::: THE RECORDS :::
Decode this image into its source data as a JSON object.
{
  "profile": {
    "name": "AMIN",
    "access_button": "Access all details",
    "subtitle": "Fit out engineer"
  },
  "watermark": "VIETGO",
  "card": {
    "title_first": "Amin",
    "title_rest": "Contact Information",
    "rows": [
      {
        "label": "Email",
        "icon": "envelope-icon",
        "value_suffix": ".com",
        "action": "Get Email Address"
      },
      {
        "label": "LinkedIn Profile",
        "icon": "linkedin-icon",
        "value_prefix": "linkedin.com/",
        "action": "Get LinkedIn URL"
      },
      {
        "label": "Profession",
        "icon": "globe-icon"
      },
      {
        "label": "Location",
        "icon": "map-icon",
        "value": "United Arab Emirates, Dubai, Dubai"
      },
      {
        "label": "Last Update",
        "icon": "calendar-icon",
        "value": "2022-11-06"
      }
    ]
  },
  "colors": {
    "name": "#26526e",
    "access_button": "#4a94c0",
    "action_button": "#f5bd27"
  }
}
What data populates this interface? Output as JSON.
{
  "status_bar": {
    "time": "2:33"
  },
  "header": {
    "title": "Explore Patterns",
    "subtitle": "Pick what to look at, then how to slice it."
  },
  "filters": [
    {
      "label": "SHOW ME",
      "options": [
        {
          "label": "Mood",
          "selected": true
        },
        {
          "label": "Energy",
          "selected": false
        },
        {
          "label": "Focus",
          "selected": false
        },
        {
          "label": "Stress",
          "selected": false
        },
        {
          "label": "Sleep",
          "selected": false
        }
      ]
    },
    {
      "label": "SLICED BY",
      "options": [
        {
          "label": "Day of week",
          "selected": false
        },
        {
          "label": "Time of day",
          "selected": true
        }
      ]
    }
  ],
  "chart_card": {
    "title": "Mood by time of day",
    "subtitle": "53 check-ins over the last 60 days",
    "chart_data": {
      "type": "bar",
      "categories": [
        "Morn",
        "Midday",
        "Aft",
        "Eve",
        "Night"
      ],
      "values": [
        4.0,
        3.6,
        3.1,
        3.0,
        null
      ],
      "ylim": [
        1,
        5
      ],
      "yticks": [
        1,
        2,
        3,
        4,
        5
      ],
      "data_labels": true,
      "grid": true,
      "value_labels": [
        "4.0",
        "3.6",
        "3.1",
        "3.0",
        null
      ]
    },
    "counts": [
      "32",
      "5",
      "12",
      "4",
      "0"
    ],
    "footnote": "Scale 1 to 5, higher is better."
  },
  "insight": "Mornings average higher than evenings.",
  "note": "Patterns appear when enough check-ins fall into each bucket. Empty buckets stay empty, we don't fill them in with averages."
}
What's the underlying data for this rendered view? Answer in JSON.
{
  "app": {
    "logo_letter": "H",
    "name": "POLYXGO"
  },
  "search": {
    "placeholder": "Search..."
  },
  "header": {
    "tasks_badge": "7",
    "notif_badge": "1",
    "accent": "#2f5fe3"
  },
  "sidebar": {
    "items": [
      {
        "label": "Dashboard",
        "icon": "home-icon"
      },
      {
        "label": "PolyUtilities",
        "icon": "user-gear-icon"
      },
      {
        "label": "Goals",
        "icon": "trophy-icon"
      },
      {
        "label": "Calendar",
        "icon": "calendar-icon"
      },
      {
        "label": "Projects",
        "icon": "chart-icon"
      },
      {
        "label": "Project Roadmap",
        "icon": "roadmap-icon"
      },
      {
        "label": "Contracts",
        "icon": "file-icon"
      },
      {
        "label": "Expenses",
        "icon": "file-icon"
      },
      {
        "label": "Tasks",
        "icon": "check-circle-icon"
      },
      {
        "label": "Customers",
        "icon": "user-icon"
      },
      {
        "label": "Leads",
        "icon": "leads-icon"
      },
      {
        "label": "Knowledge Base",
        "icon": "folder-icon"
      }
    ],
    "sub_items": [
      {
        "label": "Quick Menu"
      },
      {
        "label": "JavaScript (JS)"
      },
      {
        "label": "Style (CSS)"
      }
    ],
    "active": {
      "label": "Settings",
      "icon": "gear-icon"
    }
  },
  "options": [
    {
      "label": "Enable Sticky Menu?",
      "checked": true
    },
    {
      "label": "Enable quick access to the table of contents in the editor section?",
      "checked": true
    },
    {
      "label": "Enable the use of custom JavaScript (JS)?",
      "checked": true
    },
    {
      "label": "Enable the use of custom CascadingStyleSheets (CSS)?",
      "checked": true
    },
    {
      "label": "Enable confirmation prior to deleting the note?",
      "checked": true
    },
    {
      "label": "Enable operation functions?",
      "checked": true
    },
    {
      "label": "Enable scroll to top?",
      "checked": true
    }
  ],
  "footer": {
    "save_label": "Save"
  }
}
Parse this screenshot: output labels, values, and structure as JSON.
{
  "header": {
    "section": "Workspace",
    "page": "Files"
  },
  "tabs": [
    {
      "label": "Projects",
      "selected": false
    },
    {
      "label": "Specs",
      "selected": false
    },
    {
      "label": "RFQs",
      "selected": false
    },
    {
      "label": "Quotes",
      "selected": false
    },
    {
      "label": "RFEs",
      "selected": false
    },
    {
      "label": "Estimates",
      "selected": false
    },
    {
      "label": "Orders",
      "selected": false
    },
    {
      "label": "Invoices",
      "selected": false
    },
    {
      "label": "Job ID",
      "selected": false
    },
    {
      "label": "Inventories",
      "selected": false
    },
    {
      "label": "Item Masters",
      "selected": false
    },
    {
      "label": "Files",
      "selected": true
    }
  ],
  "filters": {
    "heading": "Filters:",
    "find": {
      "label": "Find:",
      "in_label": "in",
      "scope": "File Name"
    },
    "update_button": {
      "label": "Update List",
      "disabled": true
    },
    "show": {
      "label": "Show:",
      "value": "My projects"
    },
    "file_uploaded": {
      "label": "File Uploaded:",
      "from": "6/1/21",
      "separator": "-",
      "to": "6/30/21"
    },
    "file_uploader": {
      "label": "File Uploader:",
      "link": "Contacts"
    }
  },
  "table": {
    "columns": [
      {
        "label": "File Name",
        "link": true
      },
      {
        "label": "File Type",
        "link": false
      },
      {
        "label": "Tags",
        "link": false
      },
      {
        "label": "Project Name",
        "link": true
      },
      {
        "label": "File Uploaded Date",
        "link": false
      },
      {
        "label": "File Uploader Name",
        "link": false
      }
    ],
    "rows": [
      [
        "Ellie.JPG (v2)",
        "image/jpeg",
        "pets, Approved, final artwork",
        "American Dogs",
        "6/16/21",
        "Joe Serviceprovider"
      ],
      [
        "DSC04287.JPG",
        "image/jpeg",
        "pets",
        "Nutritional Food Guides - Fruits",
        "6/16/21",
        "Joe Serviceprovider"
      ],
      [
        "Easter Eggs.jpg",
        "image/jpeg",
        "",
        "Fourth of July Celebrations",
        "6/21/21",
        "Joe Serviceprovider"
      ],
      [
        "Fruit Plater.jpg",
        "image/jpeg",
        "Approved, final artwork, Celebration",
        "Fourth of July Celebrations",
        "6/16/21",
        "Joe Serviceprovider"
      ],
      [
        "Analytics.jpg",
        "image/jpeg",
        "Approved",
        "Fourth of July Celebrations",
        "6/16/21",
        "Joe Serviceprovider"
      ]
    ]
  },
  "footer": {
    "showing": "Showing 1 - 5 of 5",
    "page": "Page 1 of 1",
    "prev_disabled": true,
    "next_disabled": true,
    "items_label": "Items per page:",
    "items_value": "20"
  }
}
:::
Every line above should be retyped exactly as given.

Decode this image into its source data as a JSON object.
{
  "profile": {
    "name": "AMIN",
    "access_button": "Access all details",
    "subtitle": "Fit out engineer"
  },
  "watermark": "VIETGO",
  "card": {
    "title_first": "Amin",
    "title_rest": "Contact Information",
    "rows": [
      {
        "label": "Email",
        "icon": "envelope-icon",
        "value_suffix": ".com",
        "action": "Get Email Address"
      },
      {
        "label": "LinkedIn Profile",
        "icon": "linkedin-icon",
        "value_prefix": "linkedin.com/",
        "action": "Get LinkedIn URL"
      },
      {
        "label": "Profession",
        "icon": "globe-icon"
      },
      {
        "label": "Location",
        "icon": "map-icon",
        "value": "United Arab Emirates, Dubai, Dubai"
      },
      {
        "label": "Last Update",
        "icon": "calendar-icon",
        "value": "2022-11-06"
      }
    ]
  },
  "colors": {
    "name": "#26526e",
    "access_button": "#4a94c0",
    "action_button": "#f5bd27"
  }
}
What data populates this interface? Output as JSON.
{
  "status_bar": {
    "time": "2:33"
  },
  "header": {
    "title": "Explore Patterns",
    "subtitle": "Pick what to look at, then how to slice it."
  },
  "filters": [
    {
      "label": "SHOW ME",
      "options": [
        {
          "label": "Mood",
          "selected": true
        },
        {
          "label": "Energy",
          "selected": false
        },
        {
          "label": "Focus",
          "selected": false
        },
        {
          "label": "Stress",
          "selected": false
        },
        {
          "label": "Sleep",
          "selected": false
        }
      ]
    },
    {
      "label": "SLICED BY",
      "options": [
        {
          "label": "Day of week",
          "selected": false
        },
        {
          "label": "Time of day",
          "selected": true
        }
      ]
    }
  ],
  "chart_card": {
    "title": "Mood by time of day",
    "subtitle": "53 check-ins over the last 60 days",
    "chart_data": {
      "type": "bar",
      "categories": [
        "Morn",
        "Midday",
        "Aft",
        "Eve",
        "Night"
      ],
      "values": [
        4.0,
        3.6,
        3.1,
        3.0,
        null
      ],
      "ylim": [
        1,
        5
      ],
      "yticks": [
        1,
        2,
        3,
        4,
        5
      ],
      "data_labels": true,
      "grid": true,
      "value_labels": [
        "4.0",
        "3.6",
        "3.1",
        "3.0",
        null
      ]
    },
    "counts": [
      "32",
      "5",
      "12",
      "4",
      "0"
    ],
    "footnote": "Scale 1 to 5, higher is better."
  },
  "insight": "Mornings average higher than evenings.",
  "note": "Patterns appear when enough check-ins fall into each bucket. Empty buckets stay empty, we don't fill them in with averages."
}
What's the underlying data for this rendered view? Answer in JSON.
{
  "app": {
    "logo_letter": "H",
    "name": "POLYXGO"
  },
  "search": {
    "placeholder": "Search..."
  },
  "header": {
    "tasks_badge": "7",
    "notif_badge": "1",
    "accent": "#2f5fe3"
  },
  "sidebar": {
    "items": [
      {
        "label": "Dashboard",
        "icon": "home-icon"
      },
      {
        "label": "PolyUtilities",
        "icon": "user-gear-icon"
      },
      {
        "label": "Goals",
        "icon": "trophy-icon"
      },
      {
        "label": "Calendar",
        "icon": "calendar-icon"
      },
      {
        "label": "Projects",
        "icon": "chart-icon"
      },
      {
        "label": "Project Roadmap",
        "icon": "roadmap-icon"
      },
      {
        "label": "Contracts",
        "icon": "file-icon"
      },
      {
        "label": "Expenses",
        "icon": "file-icon"
      },
      {
        "label": "Tasks",
        "icon": "check-circle-icon"
      },
      {
        "label": "Customers",
        "icon": "user-icon"
      },
      {
        "label": "Leads",
        "icon": "leads-icon"
      },
      {
        "label": "Knowledge Base",
        "icon": "folder-icon"
      }
    ],
    "sub_items": [
      {
        "label": "Quick Menu"
      },
      {
        "label": "JavaScript (JS)"
      },
      {
        "label": "Style (CSS)"
      }
    ],
    "active": {
      "label": "Settings",
      "icon": "gear-icon"
    }
  },
  "options": [
    {
      "label": "Enable Sticky Menu?",
      "checked": true
    },
    {
      "label": "Enable quick access to the table of contents in the editor section?",
      "checked": true
    },
    {
      "label": "Enable the use of custom JavaScript (JS)?",
      "checked": true
    },
    {
      "label": "Enable the use of custom CascadingStyleSheets (CSS)?",
      "checked": true
    },
    {
      "label": "Enable confirmation prior to deleting the note?",
      "checked": true
    },
    {
      "label": "Enable operation functions?",
      "checked": true
    },
    {
      "label": "Enable scroll to top?",
      "checked": true
    }
  ],
  "footer": {
    "save_label": "Save"
  }
}
Parse this screenshot: output labels, values, and structure as JSON.
{
  "header": {
    "section": "Workspace",
    "page": "Files"
  },
  "tabs": [
    {
      "label": "Projects",
      "selected": false
    },
    {
      "label": "Specs",
      "selected": false
    },
    {
      "label": "RFQs",
      "selected": false
    },
    {
      "label": "Quotes",
      "selected": false
    },
    {
      "label": "RFEs",
      "selected": false
    },
    {
      "label": "Estimates",
      "selected": false
    },
    {
      "label": "Orders",
      "selected": false
    },
    {
      "label": "Invoices",
      "selected": false
    },
    {
      "label": "Job ID",
      "selected": false
    },
    {
      "label": "Inventories",
      "selected": false
    },
    {
      "label": "Item Masters",
      "selected": false
    },
    {
      "label": "Files",
      "selected": true
    }
  ],
  "filters": {
    "heading": "Filters:",
    "find": {
      "label": "Find:",
      "in_label": "in",
      "scope": "File Name"
    },
    "update_button": {
      "label": "Update List",
      "disabled": true
    },
    "show": {
      "label": "Show:",
      "value": "My projects"
    },
    "file_uploaded": {
      "label": "File Uploaded:",
      "from": "6/1/21",
      "separator": "-",
      "to": "6/30/21"
    },
    "file_uploader": {
      "label": "File Uploader:",
      "link": "Contacts"
    }
  },
  "table": {
    "columns": [
      {
        "label": "File Name",
        "link": true
      },
      {
        "label": "File Type",
        "link": false
      },
      {
        "label": "Tags",
        "link": false
      },
      {
        "label": "Project Name",
        "link": true
      },
      {
        "label": "File Uploaded Date",
        "link": false
      },
      {
        "label": "File Uploader Name",
        "link": false
      }
    ],
    "rows": [
      [
        "Ellie.JPG (v2)",
        "image/jpeg",
        "pets, Approved, final artwork",
        "American Dogs",
        "6/16/21",
        "Joe Serviceprovider"
      ],
      [
        "DSC04287.JPG",
        "image/jpeg",
        "pets",
        "Nutritional Food Guides - Fruits",
        "6/16/21",
        "Joe Serviceprovider"
      ],
      [
        "Easter Eggs.jpg",
        "image/jpeg",
        "",
        "Fourth of July Celebrations",
        "6/21/21",
        "Joe Serviceprovider"
      ],
      [
        "Fruit Plater.jpg",
        "image/jpeg",
        "Approved, final artwork, Celebration",
        "Fourth of July Celebrations",
        "6/16/21",
        "Joe Serviceprovider"
      ],
      [
        "Analytics.jpg",
        "image/jpeg",
        "Approved",
        "Fourth of July Celebrations",
        "6/16/21",
        "Joe Serviceprovider"
      ]
    ]
  },
  "footer": {
    "showing": "Showing 1 - 5 of 5",
    "page": "Page 1 of 1",
    "prev_disabled": true,
    "next_disabled": true,
    "items_label": "Items per page:",
    "items_value": "20"
  }
}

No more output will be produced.